◆ **INPUT MATERIAL**
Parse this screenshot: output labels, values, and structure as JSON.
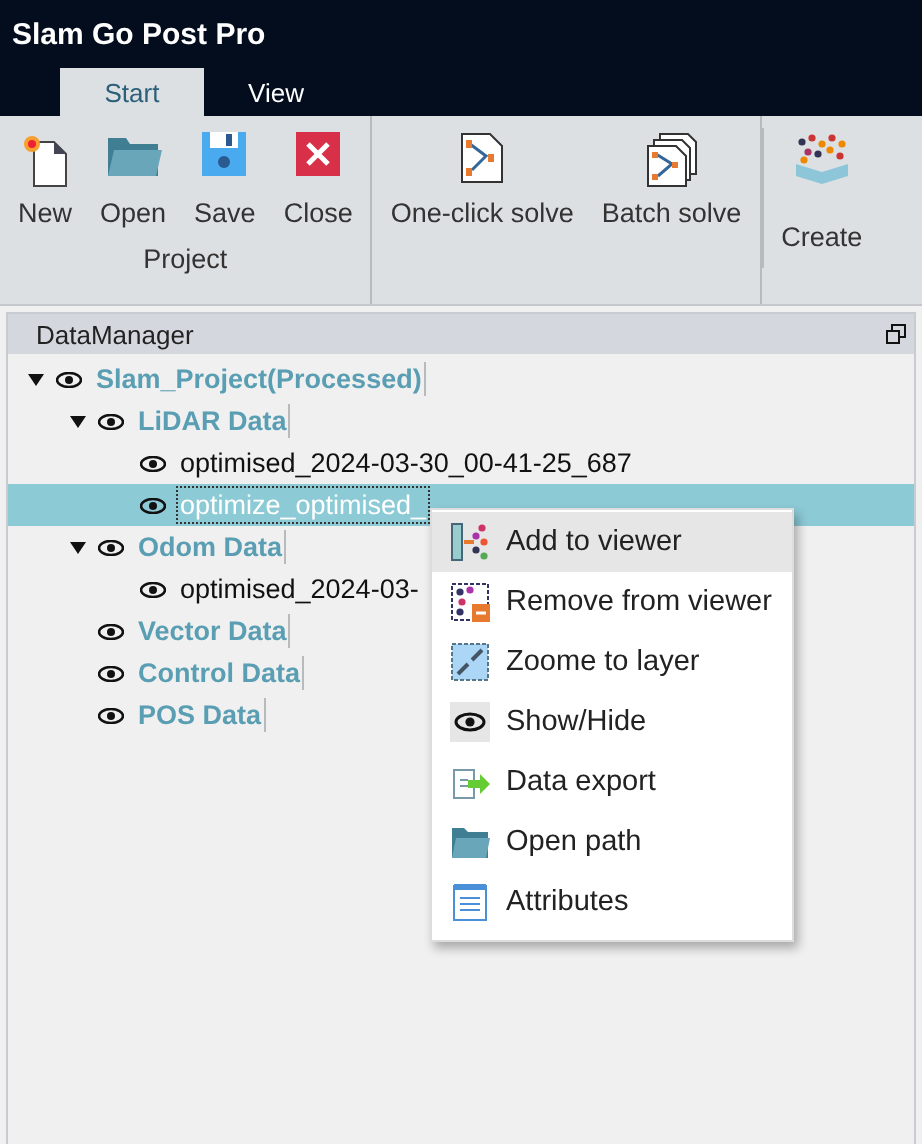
{
  "window": {
    "title": "Slam Go Post Pro"
  },
  "tabs": [
    {
      "label": "Start",
      "selected": true
    },
    {
      "label": "View",
      "selected": false
    }
  ],
  "ribbon": {
    "groups": [
      {
        "label": "Project",
        "buttons": [
          {
            "label": "New",
            "kind": "new"
          },
          {
            "label": "Open",
            "kind": "open"
          },
          {
            "label": "Save",
            "kind": "save"
          },
          {
            "label": "Close",
            "kind": "close"
          }
        ]
      },
      {
        "buttons": [
          {
            "label": "One-click solve",
            "kind": "solve"
          },
          {
            "label": "Batch solve",
            "kind": "batch"
          }
        ]
      },
      {
        "buttons": [
          {
            "label": "Create",
            "kind": "create"
          }
        ]
      }
    ]
  },
  "panel": {
    "title": "DataManager",
    "tree": [
      {
        "label": "Slam_Project(Processed)",
        "kind": "group",
        "expanded": true,
        "children": [
          {
            "label": "LiDAR Data",
            "kind": "group",
            "expanded": true,
            "children": [
              {
                "label": "optimised_2024-03-30_00-41-25_687",
                "kind": "file",
                "selected": false
              },
              {
                "label": "optimize_optimised_",
                "kind": "file",
                "selected": true
              }
            ]
          },
          {
            "label": "Odom Data",
            "kind": "group",
            "expanded": true,
            "children": [
              {
                "label": "optimised_2024-03-",
                "kind": "file",
                "selected": false
              }
            ]
          },
          {
            "label": "Vector Data",
            "kind": "group"
          },
          {
            "label": "Control Data",
            "kind": "group"
          },
          {
            "label": "POS Data",
            "kind": "group"
          }
        ]
      }
    ]
  },
  "context_menu": [
    {
      "label": "Add to viewer",
      "kind": "add",
      "selected": true
    },
    {
      "label": "Remove from viewer",
      "kind": "remove",
      "selected": false
    },
    {
      "label": "Zoome to layer",
      "kind": "zoom",
      "selected": false
    },
    {
      "label": "Show/Hide",
      "kind": "eye",
      "selected": false
    },
    {
      "label": "Data export",
      "kind": "export",
      "selected": false
    },
    {
      "label": "Open path",
      "kind": "folder",
      "selected": false
    },
    {
      "label": "Attributes",
      "kind": "attrs",
      "selected": false
    }
  ]
}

◆ **WHAT IS REQUIRED**
Each line above is to be copied verbatim. Drop any image from the copy.

◆ **THE RESPONSE**
Parse this screenshot: output labels, values, and structure as JSON.
{
  "window": {
    "title": "Slam Go Post Pro"
  },
  "tabs": [
    {
      "label": "Start",
      "selected": true
    },
    {
      "label": "View",
      "selected": false
    }
  ],
  "ribbon": {
    "groups": [
      {
        "label": "Project",
        "buttons": [
          {
            "label": "New",
            "kind": "new"
          },
          {
            "label": "Open",
            "kind": "open"
          },
          {
            "label": "Save",
            "kind": "save"
          },
          {
            "label": "Close",
            "kind": "close"
          }
        ]
      },
      {
        "buttons": [
          {
            "label": "One-click solve",
            "kind": "solve"
          },
          {
            "label": "Batch solve",
            "kind": "batch"
          }
        ]
      },
      {
        "buttons": [
          {
            "label": "Create",
            "kind": "create"
          }
        ]
      }
    ]
  },
  "panel": {
    "title": "DataManager",
    "tree": [
      {
        "label": "Slam_Project(Processed)",
        "kind": "group",
        "expanded": true,
        "children": [
          {
            "label": "LiDAR Data",
            "kind": "group",
            "expanded": true,
            "children": [
              {
                "label": "optimised_2024-03-30_00-41-25_687",
                "kind": "file",
                "selected": false
              },
              {
                "label": "optimize_optimised_",
                "kind": "file",
                "selected": true
              }
            ]
          },
          {
            "label": "Odom Data",
            "kind": "group",
            "expanded": true,
            "children": [
              {
                "label": "optimised_2024-03-",
                "kind": "file",
                "selected": false
              }
            ]
          },
          {
            "label": "Vector Data",
            "kind": "group"
          },
          {
            "label": "Control Data",
            "kind": "group"
          },
          {
            "label": "POS Data",
            "kind": "group"
          }
        ]
      }
    ]
  },
  "context_menu": [
    {
      "label": "Add to viewer",
      "kind": "add",
      "selected": true
    },
    {
      "label": "Remove from viewer",
      "kind": "remove",
      "selected": false
    },
    {
      "label": "Zoome to layer",
      "kind": "zoom",
      "selected": false
    },
    {
      "label": "Show/Hide",
      "kind": "eye",
      "selected": false
    },
    {
      "label": "Data export",
      "kind": "export",
      "selected": false
    },
    {
      "label": "Open path",
      "kind": "folder",
      "selected": false
    },
    {
      "label": "Attributes",
      "kind": "attrs",
      "selected": false
    }
  ]
}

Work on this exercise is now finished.